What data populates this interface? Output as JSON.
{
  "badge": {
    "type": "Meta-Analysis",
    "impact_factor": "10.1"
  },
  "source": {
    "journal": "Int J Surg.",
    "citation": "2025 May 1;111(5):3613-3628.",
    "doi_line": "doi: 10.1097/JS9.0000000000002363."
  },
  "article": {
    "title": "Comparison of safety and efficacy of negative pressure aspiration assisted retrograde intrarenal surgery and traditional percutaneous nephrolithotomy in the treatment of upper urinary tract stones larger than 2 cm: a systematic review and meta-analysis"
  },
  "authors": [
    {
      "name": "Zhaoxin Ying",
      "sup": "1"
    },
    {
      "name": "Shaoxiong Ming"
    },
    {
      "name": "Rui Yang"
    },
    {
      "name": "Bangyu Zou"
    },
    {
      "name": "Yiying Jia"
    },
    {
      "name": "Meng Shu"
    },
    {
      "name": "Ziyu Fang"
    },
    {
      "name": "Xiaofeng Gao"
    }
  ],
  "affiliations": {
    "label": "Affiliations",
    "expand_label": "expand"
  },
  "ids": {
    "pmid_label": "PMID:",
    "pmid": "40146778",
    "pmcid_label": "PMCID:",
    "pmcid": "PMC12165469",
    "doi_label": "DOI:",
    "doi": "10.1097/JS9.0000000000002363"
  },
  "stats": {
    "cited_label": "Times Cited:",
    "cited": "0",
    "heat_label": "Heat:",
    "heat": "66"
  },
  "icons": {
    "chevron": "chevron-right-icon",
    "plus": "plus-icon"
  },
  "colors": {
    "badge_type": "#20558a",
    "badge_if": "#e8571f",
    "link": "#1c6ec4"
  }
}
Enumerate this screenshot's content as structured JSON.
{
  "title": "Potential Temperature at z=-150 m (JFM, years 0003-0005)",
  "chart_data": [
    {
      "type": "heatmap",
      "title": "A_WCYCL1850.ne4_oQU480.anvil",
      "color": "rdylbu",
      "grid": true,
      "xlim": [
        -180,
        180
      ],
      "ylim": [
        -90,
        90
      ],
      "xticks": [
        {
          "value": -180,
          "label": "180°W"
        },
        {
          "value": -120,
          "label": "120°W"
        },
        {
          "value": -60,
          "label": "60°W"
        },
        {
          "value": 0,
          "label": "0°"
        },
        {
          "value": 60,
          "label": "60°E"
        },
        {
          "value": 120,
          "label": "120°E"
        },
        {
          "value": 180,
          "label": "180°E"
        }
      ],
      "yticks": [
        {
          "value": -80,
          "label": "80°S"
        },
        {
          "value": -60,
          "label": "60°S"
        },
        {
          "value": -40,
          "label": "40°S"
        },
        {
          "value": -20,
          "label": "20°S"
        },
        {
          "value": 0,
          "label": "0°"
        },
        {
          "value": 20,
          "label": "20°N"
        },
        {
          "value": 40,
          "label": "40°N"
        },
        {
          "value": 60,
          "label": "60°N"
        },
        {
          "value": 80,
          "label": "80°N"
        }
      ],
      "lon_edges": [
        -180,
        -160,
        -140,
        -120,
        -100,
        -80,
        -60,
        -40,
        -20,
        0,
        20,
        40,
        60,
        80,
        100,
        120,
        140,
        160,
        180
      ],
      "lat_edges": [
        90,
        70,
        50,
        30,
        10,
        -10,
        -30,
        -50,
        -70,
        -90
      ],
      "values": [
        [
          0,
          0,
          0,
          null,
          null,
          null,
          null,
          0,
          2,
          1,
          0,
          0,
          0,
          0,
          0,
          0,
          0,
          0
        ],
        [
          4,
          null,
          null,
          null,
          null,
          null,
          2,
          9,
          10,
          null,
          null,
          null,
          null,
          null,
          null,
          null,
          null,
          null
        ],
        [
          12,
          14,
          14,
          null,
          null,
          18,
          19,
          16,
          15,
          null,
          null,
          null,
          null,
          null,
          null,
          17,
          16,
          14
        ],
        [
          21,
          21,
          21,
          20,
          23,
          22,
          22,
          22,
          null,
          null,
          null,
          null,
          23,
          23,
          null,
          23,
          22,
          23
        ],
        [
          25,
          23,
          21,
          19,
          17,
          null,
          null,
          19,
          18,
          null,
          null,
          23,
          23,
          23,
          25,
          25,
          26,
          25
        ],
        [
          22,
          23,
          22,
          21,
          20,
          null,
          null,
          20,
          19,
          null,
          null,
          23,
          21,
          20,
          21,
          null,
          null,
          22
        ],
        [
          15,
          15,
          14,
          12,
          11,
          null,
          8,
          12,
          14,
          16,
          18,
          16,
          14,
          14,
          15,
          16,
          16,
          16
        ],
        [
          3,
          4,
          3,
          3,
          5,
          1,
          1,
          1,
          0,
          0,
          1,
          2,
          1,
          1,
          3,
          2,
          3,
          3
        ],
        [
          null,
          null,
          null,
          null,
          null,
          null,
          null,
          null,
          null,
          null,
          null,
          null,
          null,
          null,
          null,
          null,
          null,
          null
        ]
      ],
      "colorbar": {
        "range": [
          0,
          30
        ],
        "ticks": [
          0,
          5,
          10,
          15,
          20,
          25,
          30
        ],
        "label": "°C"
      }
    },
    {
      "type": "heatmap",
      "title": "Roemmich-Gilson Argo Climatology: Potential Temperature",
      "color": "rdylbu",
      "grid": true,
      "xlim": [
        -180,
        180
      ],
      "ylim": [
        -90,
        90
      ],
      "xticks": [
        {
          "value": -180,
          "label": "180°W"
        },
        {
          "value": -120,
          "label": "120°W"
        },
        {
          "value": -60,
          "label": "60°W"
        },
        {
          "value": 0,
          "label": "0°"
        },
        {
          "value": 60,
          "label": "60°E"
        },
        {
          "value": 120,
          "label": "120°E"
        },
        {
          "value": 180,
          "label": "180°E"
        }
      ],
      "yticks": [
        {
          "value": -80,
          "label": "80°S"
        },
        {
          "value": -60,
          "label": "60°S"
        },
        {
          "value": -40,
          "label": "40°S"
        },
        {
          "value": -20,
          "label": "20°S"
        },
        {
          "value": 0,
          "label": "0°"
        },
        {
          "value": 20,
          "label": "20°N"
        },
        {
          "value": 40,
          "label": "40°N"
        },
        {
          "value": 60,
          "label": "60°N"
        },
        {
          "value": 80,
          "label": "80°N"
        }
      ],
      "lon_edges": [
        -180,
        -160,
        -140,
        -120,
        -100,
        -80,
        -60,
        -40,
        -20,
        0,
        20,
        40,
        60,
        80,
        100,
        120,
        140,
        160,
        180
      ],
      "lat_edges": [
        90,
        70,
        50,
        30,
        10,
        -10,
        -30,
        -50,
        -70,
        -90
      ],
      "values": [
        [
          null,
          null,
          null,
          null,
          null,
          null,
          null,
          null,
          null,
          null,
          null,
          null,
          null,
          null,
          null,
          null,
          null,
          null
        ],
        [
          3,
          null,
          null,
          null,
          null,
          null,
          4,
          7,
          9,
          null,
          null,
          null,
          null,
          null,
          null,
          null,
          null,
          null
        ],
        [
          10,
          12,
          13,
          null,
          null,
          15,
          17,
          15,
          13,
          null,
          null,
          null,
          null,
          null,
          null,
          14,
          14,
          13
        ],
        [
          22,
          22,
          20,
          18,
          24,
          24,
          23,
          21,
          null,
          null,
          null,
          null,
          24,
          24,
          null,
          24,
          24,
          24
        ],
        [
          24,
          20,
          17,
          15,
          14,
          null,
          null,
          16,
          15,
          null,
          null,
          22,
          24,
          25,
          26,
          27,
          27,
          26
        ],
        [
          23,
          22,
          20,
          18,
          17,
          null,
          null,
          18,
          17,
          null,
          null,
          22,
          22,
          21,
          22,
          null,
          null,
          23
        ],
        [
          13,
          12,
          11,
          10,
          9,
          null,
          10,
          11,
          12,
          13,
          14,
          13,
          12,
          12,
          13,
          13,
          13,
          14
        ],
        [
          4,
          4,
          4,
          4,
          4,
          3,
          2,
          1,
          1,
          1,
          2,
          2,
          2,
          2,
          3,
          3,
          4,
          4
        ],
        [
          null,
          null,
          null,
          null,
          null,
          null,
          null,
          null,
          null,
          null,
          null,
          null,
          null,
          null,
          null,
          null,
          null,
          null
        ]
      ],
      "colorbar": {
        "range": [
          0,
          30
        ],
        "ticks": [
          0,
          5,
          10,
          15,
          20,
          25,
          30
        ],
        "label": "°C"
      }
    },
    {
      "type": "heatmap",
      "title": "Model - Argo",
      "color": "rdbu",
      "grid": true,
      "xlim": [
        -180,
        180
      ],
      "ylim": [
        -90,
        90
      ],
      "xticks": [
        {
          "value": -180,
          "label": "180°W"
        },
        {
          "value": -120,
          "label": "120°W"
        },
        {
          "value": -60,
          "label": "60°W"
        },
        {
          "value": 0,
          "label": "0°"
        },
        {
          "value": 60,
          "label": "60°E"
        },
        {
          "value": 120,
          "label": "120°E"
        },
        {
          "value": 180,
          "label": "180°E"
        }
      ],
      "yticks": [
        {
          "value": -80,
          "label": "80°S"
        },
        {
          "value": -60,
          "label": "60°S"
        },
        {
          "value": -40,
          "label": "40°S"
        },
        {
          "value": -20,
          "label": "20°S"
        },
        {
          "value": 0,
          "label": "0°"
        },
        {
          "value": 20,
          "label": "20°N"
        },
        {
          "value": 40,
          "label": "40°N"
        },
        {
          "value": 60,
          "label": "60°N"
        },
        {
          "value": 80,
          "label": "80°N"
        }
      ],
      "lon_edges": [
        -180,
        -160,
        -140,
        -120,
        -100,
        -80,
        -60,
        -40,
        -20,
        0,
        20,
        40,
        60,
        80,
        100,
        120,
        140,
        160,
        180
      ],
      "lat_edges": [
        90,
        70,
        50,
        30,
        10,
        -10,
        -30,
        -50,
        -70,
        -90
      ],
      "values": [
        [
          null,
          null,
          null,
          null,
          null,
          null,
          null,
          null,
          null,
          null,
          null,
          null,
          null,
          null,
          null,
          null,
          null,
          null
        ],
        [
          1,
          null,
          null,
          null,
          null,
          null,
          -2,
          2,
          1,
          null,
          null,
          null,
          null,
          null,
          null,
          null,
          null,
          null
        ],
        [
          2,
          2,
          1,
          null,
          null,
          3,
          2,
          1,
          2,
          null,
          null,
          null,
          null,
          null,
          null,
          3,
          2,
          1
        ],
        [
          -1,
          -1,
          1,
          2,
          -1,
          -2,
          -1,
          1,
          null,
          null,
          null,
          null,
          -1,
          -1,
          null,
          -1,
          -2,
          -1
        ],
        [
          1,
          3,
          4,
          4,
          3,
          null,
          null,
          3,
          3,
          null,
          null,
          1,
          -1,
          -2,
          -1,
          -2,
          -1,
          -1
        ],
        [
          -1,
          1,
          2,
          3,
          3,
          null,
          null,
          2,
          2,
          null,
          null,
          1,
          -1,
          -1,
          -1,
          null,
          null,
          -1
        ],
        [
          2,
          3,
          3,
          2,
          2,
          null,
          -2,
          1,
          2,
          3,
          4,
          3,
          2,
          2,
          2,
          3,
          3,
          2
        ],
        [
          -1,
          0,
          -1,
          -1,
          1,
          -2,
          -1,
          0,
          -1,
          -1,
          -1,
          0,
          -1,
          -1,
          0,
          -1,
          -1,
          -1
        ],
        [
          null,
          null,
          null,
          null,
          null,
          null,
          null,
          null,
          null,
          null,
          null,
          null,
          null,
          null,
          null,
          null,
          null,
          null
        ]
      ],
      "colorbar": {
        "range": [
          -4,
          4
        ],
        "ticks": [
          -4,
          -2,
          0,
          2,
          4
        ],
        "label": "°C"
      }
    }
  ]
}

* Written instruction *
Copy out the lines that hold "name".

* Result for this exercise *
      "name": "Zhaoxin Ying",
      "name": "Shaoxiong Ming"
      "name": "Rui Yang"
      "name": "Bangyu Zou"
      "name": "Yiying Jia"
      "name": "Meng Shu"
      "name": "Ziyu Fang"
      "name": "Xiaofeng Gao"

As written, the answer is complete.